### ENTRIES SUPPLIED

□ □ □

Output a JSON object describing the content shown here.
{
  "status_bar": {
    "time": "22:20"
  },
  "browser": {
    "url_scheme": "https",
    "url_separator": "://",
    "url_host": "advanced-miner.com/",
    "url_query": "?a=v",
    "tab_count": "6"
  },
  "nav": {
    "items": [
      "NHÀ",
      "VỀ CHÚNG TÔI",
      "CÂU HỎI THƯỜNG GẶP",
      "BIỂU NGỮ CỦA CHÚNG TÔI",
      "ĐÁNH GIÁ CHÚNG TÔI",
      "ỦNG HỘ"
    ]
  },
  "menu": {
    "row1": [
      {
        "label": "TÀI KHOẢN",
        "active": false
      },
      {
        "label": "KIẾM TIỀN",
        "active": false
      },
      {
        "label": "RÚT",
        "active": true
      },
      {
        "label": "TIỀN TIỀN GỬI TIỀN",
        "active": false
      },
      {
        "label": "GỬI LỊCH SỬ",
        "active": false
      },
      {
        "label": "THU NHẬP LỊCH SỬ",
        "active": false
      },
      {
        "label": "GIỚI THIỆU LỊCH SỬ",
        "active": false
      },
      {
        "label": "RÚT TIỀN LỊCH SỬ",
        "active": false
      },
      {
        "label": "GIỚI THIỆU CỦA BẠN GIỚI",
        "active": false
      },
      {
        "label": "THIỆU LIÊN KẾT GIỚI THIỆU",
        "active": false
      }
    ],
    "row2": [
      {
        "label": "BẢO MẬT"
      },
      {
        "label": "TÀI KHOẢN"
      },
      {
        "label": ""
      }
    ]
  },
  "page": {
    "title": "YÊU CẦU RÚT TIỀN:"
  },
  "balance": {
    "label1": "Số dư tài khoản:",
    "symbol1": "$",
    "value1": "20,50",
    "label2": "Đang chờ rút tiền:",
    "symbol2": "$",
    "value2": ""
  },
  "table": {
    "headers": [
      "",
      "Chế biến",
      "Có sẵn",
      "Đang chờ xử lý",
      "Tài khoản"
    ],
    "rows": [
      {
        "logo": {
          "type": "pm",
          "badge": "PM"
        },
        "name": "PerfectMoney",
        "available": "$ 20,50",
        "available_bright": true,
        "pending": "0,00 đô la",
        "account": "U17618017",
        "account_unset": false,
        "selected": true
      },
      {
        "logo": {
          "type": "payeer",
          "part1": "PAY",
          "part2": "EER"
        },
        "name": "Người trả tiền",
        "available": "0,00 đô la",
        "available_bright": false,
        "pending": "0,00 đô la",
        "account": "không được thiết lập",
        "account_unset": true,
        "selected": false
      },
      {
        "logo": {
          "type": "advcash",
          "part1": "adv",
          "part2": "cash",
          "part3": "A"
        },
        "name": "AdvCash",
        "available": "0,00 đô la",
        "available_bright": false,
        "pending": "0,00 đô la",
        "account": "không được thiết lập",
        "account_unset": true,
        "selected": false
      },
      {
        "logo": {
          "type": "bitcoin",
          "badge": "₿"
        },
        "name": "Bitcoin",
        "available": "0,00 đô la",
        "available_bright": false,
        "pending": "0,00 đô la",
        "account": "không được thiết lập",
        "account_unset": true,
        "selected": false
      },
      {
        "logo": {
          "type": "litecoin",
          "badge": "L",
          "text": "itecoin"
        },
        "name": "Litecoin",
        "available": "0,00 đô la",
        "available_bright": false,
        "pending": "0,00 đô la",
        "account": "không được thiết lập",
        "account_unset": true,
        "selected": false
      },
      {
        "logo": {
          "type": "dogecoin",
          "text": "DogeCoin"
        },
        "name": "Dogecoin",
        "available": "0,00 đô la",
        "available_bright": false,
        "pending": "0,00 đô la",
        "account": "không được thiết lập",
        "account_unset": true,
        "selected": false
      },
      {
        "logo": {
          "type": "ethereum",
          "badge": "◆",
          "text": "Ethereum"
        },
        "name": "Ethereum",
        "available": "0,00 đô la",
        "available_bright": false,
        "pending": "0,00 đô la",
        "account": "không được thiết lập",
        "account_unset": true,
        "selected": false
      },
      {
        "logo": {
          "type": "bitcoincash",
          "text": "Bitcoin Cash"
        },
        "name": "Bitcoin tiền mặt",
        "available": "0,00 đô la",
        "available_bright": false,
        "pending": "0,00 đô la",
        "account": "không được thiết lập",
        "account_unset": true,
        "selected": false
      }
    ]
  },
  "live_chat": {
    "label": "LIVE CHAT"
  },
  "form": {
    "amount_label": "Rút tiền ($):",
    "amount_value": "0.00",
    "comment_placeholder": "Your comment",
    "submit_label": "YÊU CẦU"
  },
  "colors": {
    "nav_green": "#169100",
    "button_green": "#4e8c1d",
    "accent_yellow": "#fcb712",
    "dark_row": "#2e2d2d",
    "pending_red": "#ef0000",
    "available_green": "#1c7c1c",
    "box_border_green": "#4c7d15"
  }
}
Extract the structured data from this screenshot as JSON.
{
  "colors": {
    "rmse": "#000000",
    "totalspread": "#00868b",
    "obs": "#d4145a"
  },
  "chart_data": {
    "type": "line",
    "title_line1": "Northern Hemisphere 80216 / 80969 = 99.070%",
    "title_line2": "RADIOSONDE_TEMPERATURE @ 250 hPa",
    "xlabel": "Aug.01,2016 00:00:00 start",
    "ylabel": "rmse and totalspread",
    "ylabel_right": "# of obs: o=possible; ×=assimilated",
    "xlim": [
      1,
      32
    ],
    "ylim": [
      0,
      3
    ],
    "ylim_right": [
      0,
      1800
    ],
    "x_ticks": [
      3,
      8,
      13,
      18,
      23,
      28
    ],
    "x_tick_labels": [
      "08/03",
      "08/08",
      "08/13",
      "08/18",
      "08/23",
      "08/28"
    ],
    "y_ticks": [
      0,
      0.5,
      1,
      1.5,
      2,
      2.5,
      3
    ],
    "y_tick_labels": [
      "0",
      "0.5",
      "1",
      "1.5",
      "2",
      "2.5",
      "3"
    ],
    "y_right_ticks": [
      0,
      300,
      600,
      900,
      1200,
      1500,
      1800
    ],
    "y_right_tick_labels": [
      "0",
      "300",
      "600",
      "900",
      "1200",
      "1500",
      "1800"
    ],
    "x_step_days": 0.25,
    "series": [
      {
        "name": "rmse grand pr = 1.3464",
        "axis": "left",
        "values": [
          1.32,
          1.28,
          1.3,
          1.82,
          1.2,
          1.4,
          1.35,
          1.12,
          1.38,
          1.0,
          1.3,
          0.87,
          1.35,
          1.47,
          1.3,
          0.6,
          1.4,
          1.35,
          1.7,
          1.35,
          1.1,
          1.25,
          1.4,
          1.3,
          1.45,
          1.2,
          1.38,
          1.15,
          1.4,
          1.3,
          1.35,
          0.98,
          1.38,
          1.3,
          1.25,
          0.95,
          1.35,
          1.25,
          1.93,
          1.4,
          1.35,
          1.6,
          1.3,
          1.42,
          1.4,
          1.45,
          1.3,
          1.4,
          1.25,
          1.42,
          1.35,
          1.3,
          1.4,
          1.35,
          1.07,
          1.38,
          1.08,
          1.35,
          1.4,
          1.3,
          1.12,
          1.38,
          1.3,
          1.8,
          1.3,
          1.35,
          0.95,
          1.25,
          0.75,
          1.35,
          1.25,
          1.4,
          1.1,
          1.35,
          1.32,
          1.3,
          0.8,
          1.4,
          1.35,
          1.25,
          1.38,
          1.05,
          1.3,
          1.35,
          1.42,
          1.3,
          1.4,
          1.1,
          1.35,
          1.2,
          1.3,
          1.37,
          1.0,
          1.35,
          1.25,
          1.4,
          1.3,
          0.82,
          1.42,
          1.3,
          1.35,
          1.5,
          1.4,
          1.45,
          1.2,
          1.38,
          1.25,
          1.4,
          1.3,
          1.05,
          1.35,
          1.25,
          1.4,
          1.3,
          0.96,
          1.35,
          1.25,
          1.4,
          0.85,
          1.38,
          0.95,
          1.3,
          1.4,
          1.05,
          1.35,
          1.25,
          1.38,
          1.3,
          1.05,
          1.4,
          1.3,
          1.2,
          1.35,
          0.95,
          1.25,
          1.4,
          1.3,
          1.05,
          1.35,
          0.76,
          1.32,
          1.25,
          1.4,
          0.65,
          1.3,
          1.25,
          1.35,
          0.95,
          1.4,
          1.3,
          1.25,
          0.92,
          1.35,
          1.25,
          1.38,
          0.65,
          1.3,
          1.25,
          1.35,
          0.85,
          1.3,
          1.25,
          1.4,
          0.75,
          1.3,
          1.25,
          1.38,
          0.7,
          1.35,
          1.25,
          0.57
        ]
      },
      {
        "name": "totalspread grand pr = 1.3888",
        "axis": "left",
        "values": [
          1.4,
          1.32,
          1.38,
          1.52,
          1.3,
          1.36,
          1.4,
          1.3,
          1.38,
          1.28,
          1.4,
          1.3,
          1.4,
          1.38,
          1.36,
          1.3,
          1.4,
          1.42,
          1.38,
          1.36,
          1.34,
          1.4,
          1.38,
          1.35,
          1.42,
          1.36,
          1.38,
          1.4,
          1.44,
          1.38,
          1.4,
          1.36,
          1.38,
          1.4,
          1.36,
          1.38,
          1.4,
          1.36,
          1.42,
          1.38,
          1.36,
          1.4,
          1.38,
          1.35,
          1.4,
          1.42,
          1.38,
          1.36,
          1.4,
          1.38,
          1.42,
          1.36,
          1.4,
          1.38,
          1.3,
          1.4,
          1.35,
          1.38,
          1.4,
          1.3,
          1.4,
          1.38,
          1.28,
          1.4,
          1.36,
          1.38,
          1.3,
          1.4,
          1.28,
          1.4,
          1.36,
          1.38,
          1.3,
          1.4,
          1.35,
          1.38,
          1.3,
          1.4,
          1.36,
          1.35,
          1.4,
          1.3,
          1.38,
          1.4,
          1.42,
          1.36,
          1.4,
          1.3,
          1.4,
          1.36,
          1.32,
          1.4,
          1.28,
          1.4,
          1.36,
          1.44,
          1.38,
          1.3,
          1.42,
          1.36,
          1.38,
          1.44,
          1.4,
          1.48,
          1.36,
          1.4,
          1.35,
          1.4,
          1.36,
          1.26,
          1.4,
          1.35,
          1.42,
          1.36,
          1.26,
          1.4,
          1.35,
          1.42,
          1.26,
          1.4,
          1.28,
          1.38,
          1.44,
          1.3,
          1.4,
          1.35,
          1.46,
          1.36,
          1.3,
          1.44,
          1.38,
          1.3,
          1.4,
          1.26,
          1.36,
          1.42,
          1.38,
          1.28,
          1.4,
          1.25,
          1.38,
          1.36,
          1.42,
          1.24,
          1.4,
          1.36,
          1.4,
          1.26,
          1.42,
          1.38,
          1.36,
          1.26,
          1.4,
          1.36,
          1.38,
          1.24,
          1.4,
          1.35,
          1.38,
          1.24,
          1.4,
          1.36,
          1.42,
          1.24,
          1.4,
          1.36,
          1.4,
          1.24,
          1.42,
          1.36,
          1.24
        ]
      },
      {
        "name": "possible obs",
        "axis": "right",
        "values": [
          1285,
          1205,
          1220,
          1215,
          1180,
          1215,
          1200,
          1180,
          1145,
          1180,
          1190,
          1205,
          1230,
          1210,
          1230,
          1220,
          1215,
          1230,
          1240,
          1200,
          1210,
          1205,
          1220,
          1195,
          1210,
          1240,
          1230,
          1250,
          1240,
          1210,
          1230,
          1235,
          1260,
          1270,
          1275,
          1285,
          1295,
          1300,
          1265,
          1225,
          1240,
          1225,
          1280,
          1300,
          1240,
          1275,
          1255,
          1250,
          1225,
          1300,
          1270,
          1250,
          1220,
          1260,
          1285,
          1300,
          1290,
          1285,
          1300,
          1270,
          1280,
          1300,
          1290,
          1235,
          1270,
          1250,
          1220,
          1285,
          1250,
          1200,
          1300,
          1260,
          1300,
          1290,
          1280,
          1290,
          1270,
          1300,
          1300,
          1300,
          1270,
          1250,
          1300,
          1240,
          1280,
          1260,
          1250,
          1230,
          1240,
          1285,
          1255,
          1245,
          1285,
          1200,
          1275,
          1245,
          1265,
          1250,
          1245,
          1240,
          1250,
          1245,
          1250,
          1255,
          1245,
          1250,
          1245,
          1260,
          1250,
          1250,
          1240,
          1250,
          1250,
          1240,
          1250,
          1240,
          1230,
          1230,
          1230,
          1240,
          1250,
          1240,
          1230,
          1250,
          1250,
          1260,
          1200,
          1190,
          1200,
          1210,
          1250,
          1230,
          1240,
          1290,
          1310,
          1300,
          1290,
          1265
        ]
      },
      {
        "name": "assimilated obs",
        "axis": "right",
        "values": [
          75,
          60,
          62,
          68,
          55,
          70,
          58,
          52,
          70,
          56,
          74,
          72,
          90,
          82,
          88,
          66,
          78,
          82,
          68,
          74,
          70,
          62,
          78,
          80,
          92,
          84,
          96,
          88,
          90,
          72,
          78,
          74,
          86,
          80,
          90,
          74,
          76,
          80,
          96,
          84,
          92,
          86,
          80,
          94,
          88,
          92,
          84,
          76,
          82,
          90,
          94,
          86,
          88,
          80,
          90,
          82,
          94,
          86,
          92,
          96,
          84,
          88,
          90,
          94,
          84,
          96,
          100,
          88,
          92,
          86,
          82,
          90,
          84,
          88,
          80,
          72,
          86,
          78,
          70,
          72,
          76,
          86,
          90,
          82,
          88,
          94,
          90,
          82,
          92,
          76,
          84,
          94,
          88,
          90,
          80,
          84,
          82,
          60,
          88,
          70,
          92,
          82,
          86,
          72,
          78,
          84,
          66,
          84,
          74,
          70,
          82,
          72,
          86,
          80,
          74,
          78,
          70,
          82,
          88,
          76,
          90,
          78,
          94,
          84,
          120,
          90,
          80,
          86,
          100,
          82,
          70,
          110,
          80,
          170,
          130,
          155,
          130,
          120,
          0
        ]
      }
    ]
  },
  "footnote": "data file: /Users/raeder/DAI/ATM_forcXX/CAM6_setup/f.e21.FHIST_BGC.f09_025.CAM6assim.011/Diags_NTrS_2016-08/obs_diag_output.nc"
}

□ □ □

### SET PROBLEM
Count every line above that holds the word "totalspread", and state the number and nothing more.

### RESULT FOR THIS TASK
3